INSTRUCTIONS FOR THE TASK:
Search the listing below for the word "content" and copy each line that holds it.

## START DATA PROVIDED

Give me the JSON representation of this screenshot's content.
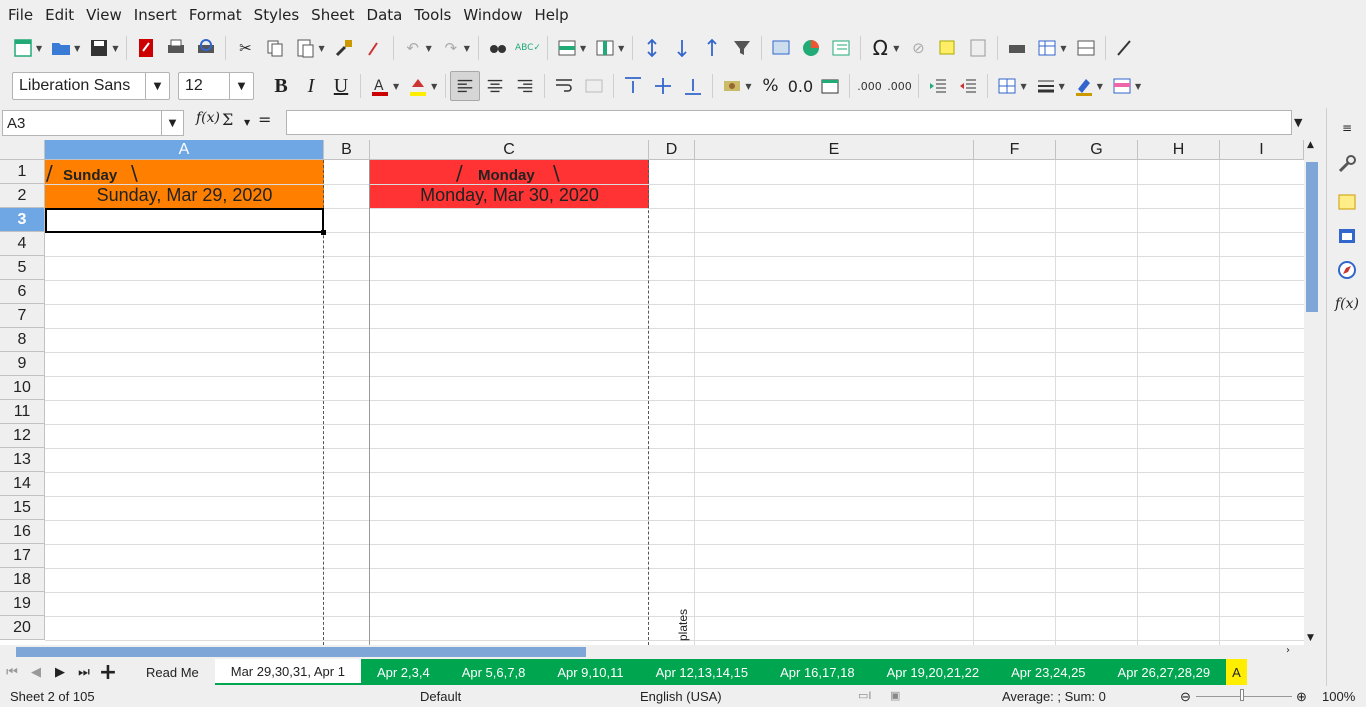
{
  "menu": [
    "File",
    "Edit",
    "View",
    "Insert",
    "Format",
    "Styles",
    "Sheet",
    "Data",
    "Tools",
    "Window",
    "Help"
  ],
  "toolbar": {
    "font_name": "Liberation Sans",
    "font_size": "12",
    "bold": "B",
    "italic": "I",
    "underline": "U",
    "percent": "%",
    "decimal": "0.0",
    "add_decimal": ".000",
    "del_decimal": ".000",
    "special_char": "Ω"
  },
  "formula_bar": {
    "name_box": "A3",
    "fx": "f(x)",
    "sum": "Σ",
    "equals": "=",
    "content": ""
  },
  "columns": [
    "A",
    "B",
    "C",
    "D",
    "E",
    "F",
    "G",
    "H",
    "I"
  ],
  "rows": [
    "1",
    "2",
    "3",
    "4",
    "5",
    "6",
    "7",
    "8",
    "9",
    "10",
    "11",
    "12",
    "13",
    "14",
    "15",
    "16",
    "17",
    "18",
    "19",
    "20"
  ],
  "cells": {
    "a1_label": "Sunday",
    "a2_date": "Sunday,  Mar 29, 2020",
    "c1_label": "Monday",
    "c2_date": "Monday,  Mar 30, 2020",
    "slash_left": "/",
    "slash_right": "\\",
    "d20_vertical": "plates"
  },
  "colors": {
    "sunday": "#ff8000",
    "monday": "#ff3333",
    "tab_green": "#00a550",
    "selection": "#6fa6e4"
  },
  "sheet_tabs": [
    {
      "label": "Read Me",
      "style": "plain"
    },
    {
      "label": "Mar 29,30,31, Apr 1",
      "style": "active"
    },
    {
      "label": "Apr 2,3,4",
      "style": "green"
    },
    {
      "label": "Apr 5,6,7,8",
      "style": "green"
    },
    {
      "label": "Apr 9,10,11",
      "style": "green"
    },
    {
      "label": "Apr 12,13,14,15",
      "style": "green"
    },
    {
      "label": "Apr 16,17,18",
      "style": "green"
    },
    {
      "label": "Apr 19,20,21,22",
      "style": "green"
    },
    {
      "label": "Apr 23,24,25",
      "style": "green"
    },
    {
      "label": "Apr 26,27,28,29",
      "style": "green"
    },
    {
      "label": "A",
      "style": "yellow"
    }
  ],
  "status": {
    "sheet": "Sheet 2 of 105",
    "page_style": "Default",
    "language": "English (USA)",
    "summary": "Average: ; Sum: 0",
    "zoom": "100%"
  }
}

## END DATA PROVIDED

WRITTEN ANSWER:
Give me the JSON representation of this screenshot's content.
    "content": ""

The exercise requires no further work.